(A block of data)
-- start --

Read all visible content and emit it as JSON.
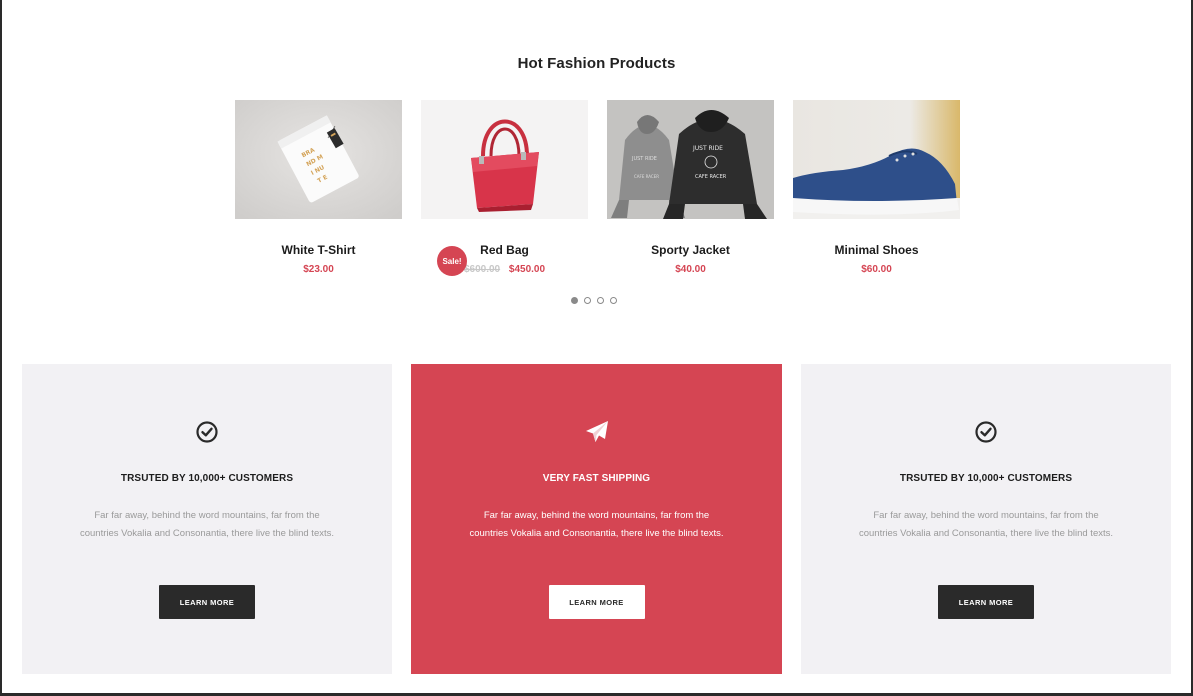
{
  "section": {
    "title": "Hot Fashion Products"
  },
  "products": [
    {
      "name": "White T-Shirt",
      "price": "$23.00",
      "old_price": ""
    },
    {
      "name": "Red Bag",
      "price": "$450.00",
      "old_price": "$600.00",
      "badge": "Sale!"
    },
    {
      "name": "Sporty Jacket",
      "price": "$40.00",
      "old_price": ""
    },
    {
      "name": "Minimal Shoes",
      "price": "$60.00",
      "old_price": ""
    }
  ],
  "carousel": {
    "pages": 4,
    "active": 1
  },
  "features": [
    {
      "icon": "check-circle-icon",
      "title": "TRSUTED BY 10,000+ CUSTOMERS",
      "text": "Far far away, behind the word mountains, far from the countries Vokalia and Consonantia, there live the blind texts.",
      "button": "LEARN MORE"
    },
    {
      "icon": "paper-plane-icon",
      "title": "VERY FAST SHIPPING",
      "text": "Far far away, behind the word mountains, far from the countries Vokalia and Consonantia, there live the blind texts.",
      "button": "LEARN MORE"
    },
    {
      "icon": "check-circle-icon",
      "title": "TRSUTED BY 10,000+ CUSTOMERS",
      "text": "Far far away, behind the word mountains, far from the countries Vokalia and Consonantia, there live the blind texts.",
      "button": "LEARN MORE"
    }
  ],
  "colors": {
    "accent": "#d54553",
    "dark": "#2a2a2a",
    "panel": "#f2f1f4"
  }
}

-- end --

• Instructions to follow: Restate each of the entries above word for word and skip every image.

• Exercise result:
Read all visible content and emit it as JSON.
{
  "section": {
    "title": "Hot Fashion Products"
  },
  "products": [
    {
      "name": "White T-Shirt",
      "price": "$23.00",
      "old_price": ""
    },
    {
      "name": "Red Bag",
      "price": "$450.00",
      "old_price": "$600.00",
      "badge": "Sale!"
    },
    {
      "name": "Sporty Jacket",
      "price": "$40.00",
      "old_price": ""
    },
    {
      "name": "Minimal Shoes",
      "price": "$60.00",
      "old_price": ""
    }
  ],
  "carousel": {
    "pages": 4,
    "active": 1
  },
  "features": [
    {
      "icon": "check-circle-icon",
      "title": "TRSUTED BY 10,000+ CUSTOMERS",
      "text": "Far far away, behind the word mountains, far from the countries Vokalia and Consonantia, there live the blind texts.",
      "button": "LEARN MORE"
    },
    {
      "icon": "paper-plane-icon",
      "title": "VERY FAST SHIPPING",
      "text": "Far far away, behind the word mountains, far from the countries Vokalia and Consonantia, there live the blind texts.",
      "button": "LEARN MORE"
    },
    {
      "icon": "check-circle-icon",
      "title": "TRSUTED BY 10,000+ CUSTOMERS",
      "text": "Far far away, behind the word mountains, far from the countries Vokalia and Consonantia, there live the blind texts.",
      "button": "LEARN MORE"
    }
  ],
  "colors": {
    "accent": "#d54553",
    "dark": "#2a2a2a",
    "panel": "#f2f1f4"
  }
}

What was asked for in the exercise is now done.